⟨
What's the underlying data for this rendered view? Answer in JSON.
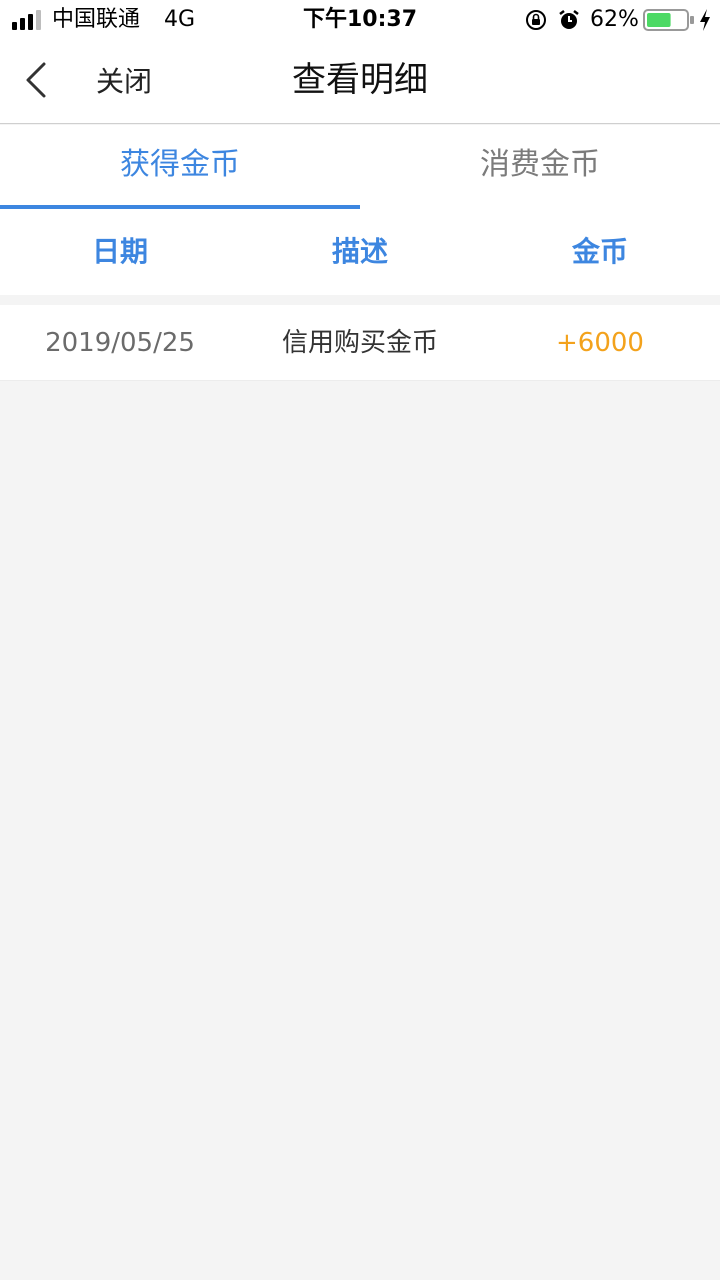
{
  "status_bar": {
    "carrier": "中国联通",
    "network": "4G",
    "time": "下午10:37",
    "battery": "62%",
    "battery_level": 0.62,
    "icons": [
      "signal-icon",
      "rotation-lock-icon",
      "alarm-icon",
      "battery-icon",
      "charging-icon"
    ]
  },
  "nav": {
    "back_icon": "chevron-left-icon",
    "close_label": "关闭",
    "title": "查看明细"
  },
  "tabs": [
    {
      "label": "获得金币",
      "active": true
    },
    {
      "label": "消费金币",
      "active": false
    }
  ],
  "columns": [
    "日期",
    "描述",
    "金币"
  ],
  "rows": [
    {
      "date": "2019/05/25",
      "description": "信用购买金币",
      "amount": "+6000"
    }
  ],
  "colors": {
    "accent": "#3d86e0",
    "amount": "#f3a21c",
    "background": "#f4f4f4"
  }
}
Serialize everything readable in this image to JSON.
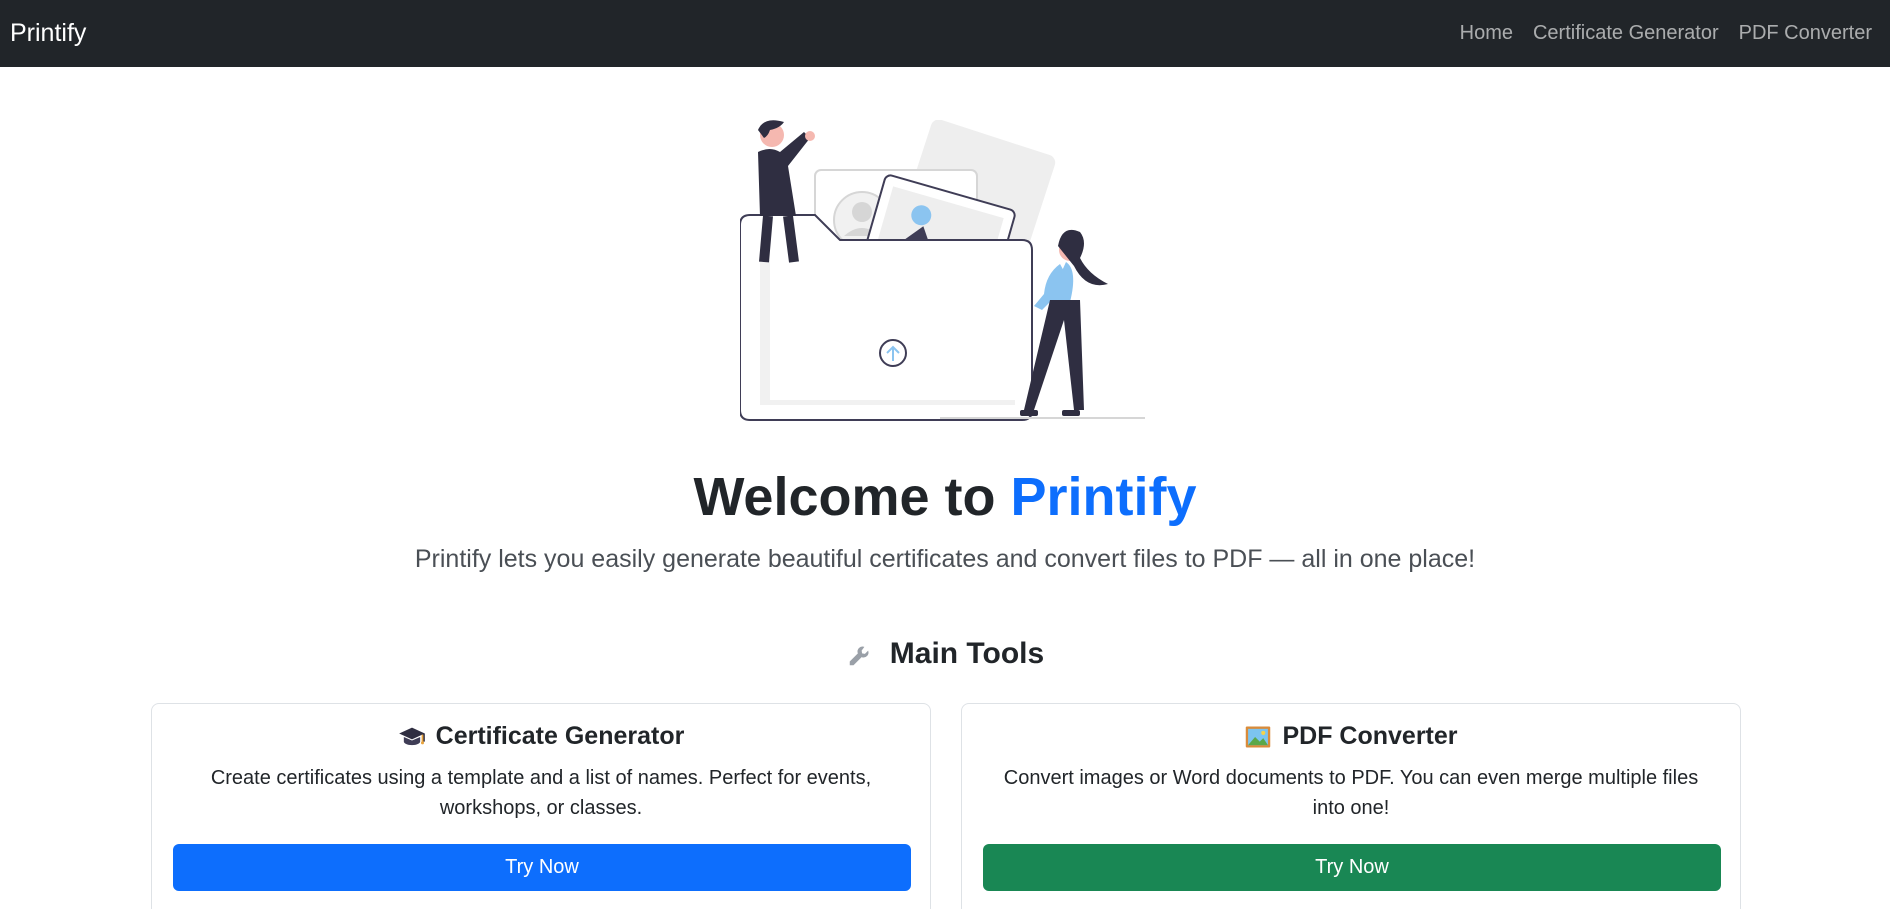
{
  "navbar": {
    "brand": "Printify",
    "links": [
      "Home",
      "Certificate Generator",
      "PDF Converter"
    ]
  },
  "hero": {
    "title_prefix": "Welcome to ",
    "title_accent": "Printify",
    "subtitle": "Printify lets you easily generate beautiful certificates and convert files to PDF — all in one place!"
  },
  "tools_section": {
    "icon": "wrench-icon",
    "title": "Main Tools"
  },
  "cards": [
    {
      "icon": "graduation-cap-icon",
      "title": "Certificate Generator",
      "text": "Create certificates using a template and a list of names. Perfect for events, workshops, or classes.",
      "button_label": "Try Now",
      "button_color": "#0d6efd"
    },
    {
      "icon": "framed-picture-icon",
      "title": "PDF Converter",
      "text": "Convert images or Word documents to PDF. You can even merge multiple files into one!",
      "button_label": "Try Now",
      "button_color": "#198754"
    }
  ],
  "colors": {
    "navbar_bg": "#212529",
    "accent": "#0d6efd",
    "success": "#198754"
  }
}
⟩
Using the material above, copy every line in which the string "this" occurs.

§ **The completed task**
What's the underlying data for this rendered view? Answer in JSON.
Serialize everything readable in this image to JSON.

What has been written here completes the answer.